• Data listing:
────────────────────────────────────────
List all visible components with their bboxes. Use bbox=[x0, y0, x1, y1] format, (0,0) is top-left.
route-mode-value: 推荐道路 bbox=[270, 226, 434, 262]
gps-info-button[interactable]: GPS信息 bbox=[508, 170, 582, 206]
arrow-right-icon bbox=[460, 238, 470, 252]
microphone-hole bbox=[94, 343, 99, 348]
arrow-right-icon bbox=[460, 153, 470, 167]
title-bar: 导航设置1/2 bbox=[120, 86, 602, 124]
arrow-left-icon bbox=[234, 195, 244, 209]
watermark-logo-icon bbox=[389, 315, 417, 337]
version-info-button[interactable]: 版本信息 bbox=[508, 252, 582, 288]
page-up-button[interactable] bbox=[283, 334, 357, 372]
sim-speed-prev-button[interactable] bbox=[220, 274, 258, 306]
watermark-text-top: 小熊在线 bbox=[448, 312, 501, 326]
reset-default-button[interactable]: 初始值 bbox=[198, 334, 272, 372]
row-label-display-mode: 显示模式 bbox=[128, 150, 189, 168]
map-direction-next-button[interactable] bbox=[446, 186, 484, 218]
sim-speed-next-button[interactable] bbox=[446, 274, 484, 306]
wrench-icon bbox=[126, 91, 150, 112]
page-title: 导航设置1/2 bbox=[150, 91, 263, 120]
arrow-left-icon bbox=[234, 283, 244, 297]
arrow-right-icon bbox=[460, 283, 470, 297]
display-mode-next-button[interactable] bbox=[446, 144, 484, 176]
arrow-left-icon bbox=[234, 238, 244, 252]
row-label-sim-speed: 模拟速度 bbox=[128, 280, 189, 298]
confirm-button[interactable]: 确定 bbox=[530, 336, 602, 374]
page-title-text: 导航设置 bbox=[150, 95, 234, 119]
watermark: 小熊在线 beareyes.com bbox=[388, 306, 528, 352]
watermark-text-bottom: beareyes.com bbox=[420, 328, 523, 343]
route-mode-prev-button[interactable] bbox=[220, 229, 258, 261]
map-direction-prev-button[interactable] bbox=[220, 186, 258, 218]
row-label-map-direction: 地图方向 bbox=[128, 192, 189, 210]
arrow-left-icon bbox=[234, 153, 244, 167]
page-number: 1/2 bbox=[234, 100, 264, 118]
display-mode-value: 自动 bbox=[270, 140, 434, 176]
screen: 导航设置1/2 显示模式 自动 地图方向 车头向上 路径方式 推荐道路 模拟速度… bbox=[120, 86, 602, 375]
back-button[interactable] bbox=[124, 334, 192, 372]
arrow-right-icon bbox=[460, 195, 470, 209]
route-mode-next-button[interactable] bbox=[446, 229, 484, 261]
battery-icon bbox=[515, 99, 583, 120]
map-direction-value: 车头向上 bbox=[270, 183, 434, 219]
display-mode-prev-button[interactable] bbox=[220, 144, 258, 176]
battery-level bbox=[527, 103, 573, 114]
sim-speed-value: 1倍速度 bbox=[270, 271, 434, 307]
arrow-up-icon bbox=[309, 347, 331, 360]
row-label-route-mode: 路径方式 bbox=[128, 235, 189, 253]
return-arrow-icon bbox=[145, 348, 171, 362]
────────────────────────────────────────
• What you will do:
Please arrange every line of the records above as a Markdown table with the columns Row and Line, numbering each line and leaving out any blank lines.

• Task answer:
| Row | Line |
|---|---|
| 1 | List all visible components with their bboxes. Use bbox=[x0, y0, x1, y1] format, (0,0) is top-left. |
| 2 | route-mode-value: 推荐道路 bbox=[270, 226, 434, 262] |
| 3 | gps-info-button[interactable]: GPS信息 bbox=[508, 170, 582, 206] |
| 4 | arrow-right-icon bbox=[460, 238, 470, 252] |
| 5 | microphone-hole bbox=[94, 343, 99, 348] |
| 6 | arrow-right-icon bbox=[460, 153, 470, 167] |
| 7 | title-bar: 导航设置1/2 bbox=[120, 86, 602, 124] |
| 8 | arrow-left-icon bbox=[234, 195, 244, 209] |
| 9 | watermark-logo-icon bbox=[389, 315, 417, 337] |
| 10 | version-info-button[interactable]: 版本信息 bbox=[508, 252, 582, 288] |
| 11 | page-up-button[interactable] bbox=[283, 334, 357, 372] |
| 12 | sim-speed-prev-button[interactable] bbox=[220, 274, 258, 306] |
| 13 | watermark-text-top: 小熊在线 bbox=[448, 312, 501, 326] |
| 14 | reset-default-button[interactable]: 初始值 bbox=[198, 334, 272, 372] |
| 15 | row-label-display-mode: 显示模式 bbox=[128, 150, 189, 168] |
| 16 | map-direction-next-button[interactable] bbox=[446, 186, 484, 218] |
| 17 | sim-speed-next-button[interactable] bbox=[446, 274, 484, 306] |
| 18 | wrench-icon bbox=[126, 91, 150, 112] |
| 19 | page-title: 导航设置1/2 bbox=[150, 91, 263, 120] |
| 20 | arrow-left-icon bbox=[234, 283, 244, 297] |
| 21 | arrow-right-icon bbox=[460, 283, 470, 297] |
| 22 | display-mode-next-button[interactable] bbox=[446, 144, 484, 176] |
| 23 | arrow-left-icon bbox=[234, 238, 244, 252] |
| 24 | row-label-sim-speed: 模拟速度 bbox=[128, 280, 189, 298] |
| 25 | confirm-button[interactable]: 确定 bbox=[530, 336, 602, 374] |
| 26 | page-title-text: 导航设置 bbox=[150, 95, 234, 119] |
| 27 | watermark: 小熊在线 beareyes.com bbox=[388, 306, 528, 352] |
| 28 | watermark-text-bottom: beareyes.com bbox=[420, 328, 523, 343] |
| 29 | route-mode-prev-button[interactable] bbox=[220, 229, 258, 261] |
| 30 | map-direction-prev-button[interactable] bbox=[220, 186, 258, 218] |
| 31 | row-label-map-direction: 地图方向 bbox=[128, 192, 189, 210] |
| 32 | arrow-left-icon bbox=[234, 153, 244, 167] |
| 33 | page-number: 1/2 bbox=[234, 100, 264, 118] |
| 34 | display-mode-value: 自动 bbox=[270, 140, 434, 176] |
| 35 | screen: 导航设置1/2 显示模式 自动 地图方向 车头向上 路径方式 推荐道路 模拟速度… bbox=[120, 86, 602, 375] |
| 36 | back-button[interactable] bbox=[124, 334, 192, 372] |
| 37 | arrow-right-icon bbox=[460, 195, 470, 209] |
| 38 | route-mode-next-button[interactable] bbox=[446, 229, 484, 261] |
| 39 | battery-icon bbox=[515, 99, 583, 120] |
| 40 | map-direction-value: 车头向上 bbox=[270, 183, 434, 219] |
| 41 | display-mode-prev-button[interactable] bbox=[220, 144, 258, 176] |
| 42 | battery-level bbox=[527, 103, 573, 114] |
| 43 | sim-speed-value: 1倍速度 bbox=[270, 271, 434, 307] |
| 44 | arrow-up-icon bbox=[309, 347, 331, 360] |
| 45 | row-label-route-mode: 路径方式 bbox=[128, 235, 189, 253] |
| 46 | return-arrow-icon bbox=[145, 348, 171, 362] |